▸ **MATERIAL PROVIDED**
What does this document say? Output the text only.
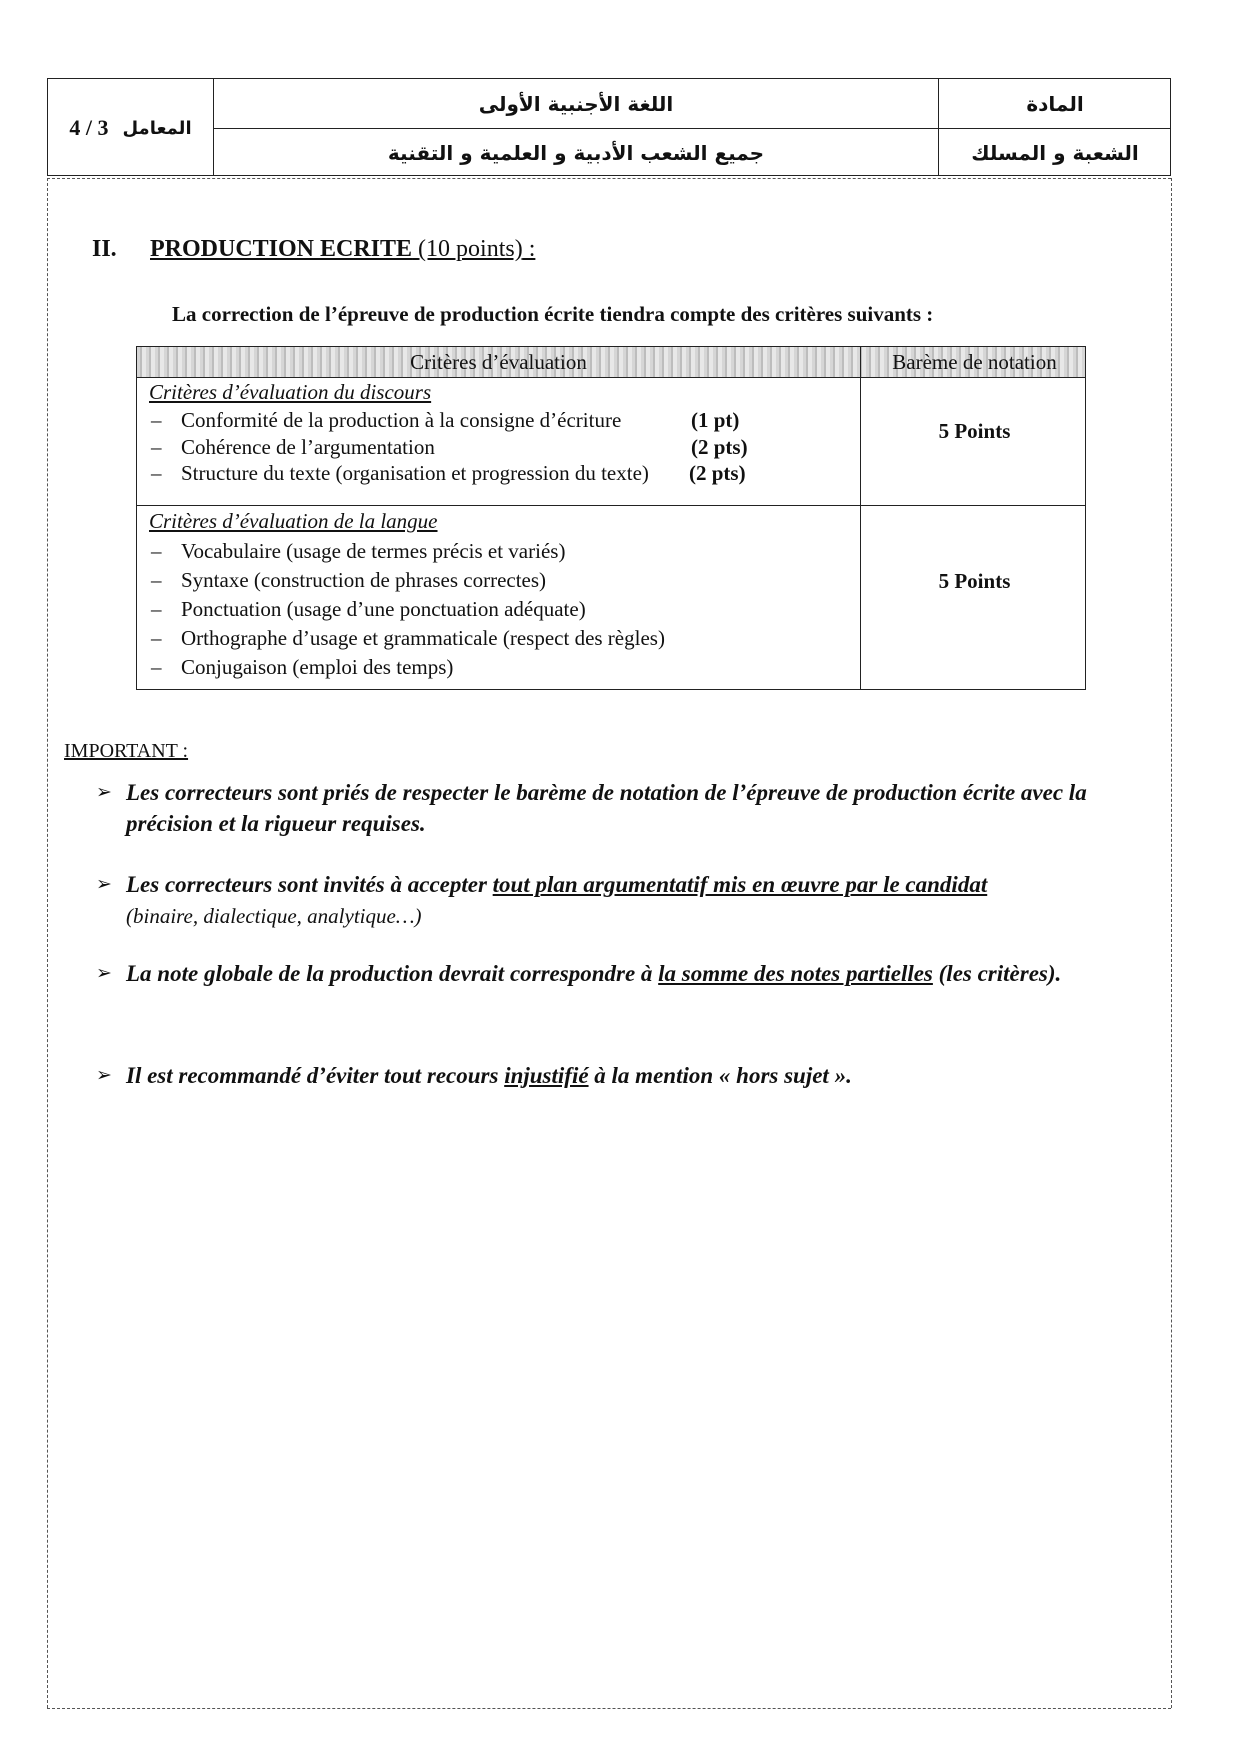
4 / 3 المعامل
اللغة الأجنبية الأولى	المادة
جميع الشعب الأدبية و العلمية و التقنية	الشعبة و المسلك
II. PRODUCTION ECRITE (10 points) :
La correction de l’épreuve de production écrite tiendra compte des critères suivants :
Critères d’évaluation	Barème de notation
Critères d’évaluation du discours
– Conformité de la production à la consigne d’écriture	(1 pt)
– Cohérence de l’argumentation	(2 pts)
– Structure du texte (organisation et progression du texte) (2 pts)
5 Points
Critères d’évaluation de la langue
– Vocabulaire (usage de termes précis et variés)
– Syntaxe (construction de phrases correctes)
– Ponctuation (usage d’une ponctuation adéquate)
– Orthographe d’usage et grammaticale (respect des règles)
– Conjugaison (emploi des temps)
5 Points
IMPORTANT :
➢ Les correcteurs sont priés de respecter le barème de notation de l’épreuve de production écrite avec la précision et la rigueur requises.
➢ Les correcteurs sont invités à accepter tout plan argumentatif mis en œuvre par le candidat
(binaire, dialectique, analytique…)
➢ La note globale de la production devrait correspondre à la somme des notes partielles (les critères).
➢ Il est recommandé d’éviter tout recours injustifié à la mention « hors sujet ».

▸ **WHAT YOU SHOULD DO**
Transcribe all of the entries word for word, but skip any pictures they contain.

▸ **EXERCISE RESPONSE**
What does this document say? Output the text only.
4 / 3 المعامل
اللغة الأجنبية الأولى	المادة
جميع الشعب الأدبية و العلمية و التقنية	الشعبة و المسلك
II. PRODUCTION ECRITE (10 points) :
La correction de l’épreuve de production écrite tiendra compte des critères suivants :
Critères d’évaluation	Barème de notation
Critères d’évaluation du discours
– Conformité de la production à la consigne d’écriture	(1 pt)
– Cohérence de l’argumentation	(2 pts)
– Structure du texte (organisation et progression du texte) (2 pts)
5 Points
Critères d’évaluation de la langue
– Vocabulaire (usage de termes précis et variés)
– Syntaxe (construction de phrases correctes)
– Ponctuation (usage d’une ponctuation adéquate)
– Orthographe d’usage et grammaticale (respect des règles)
– Conjugaison (emploi des temps)
5 Points
IMPORTANT :
➢ Les correcteurs sont priés de respecter le barème de notation de l’épreuve de production écrite avec la précision et la rigueur requises.
➢ Les correcteurs sont invités à accepter tout plan argumentatif mis en œuvre par le candidat
(binaire, dialectique, analytique…)
➢ La note globale de la production devrait correspondre à la somme des notes partielles (les critères).
➢ Il est recommandé d’éviter tout recours injustifié à la mention « hors sujet ».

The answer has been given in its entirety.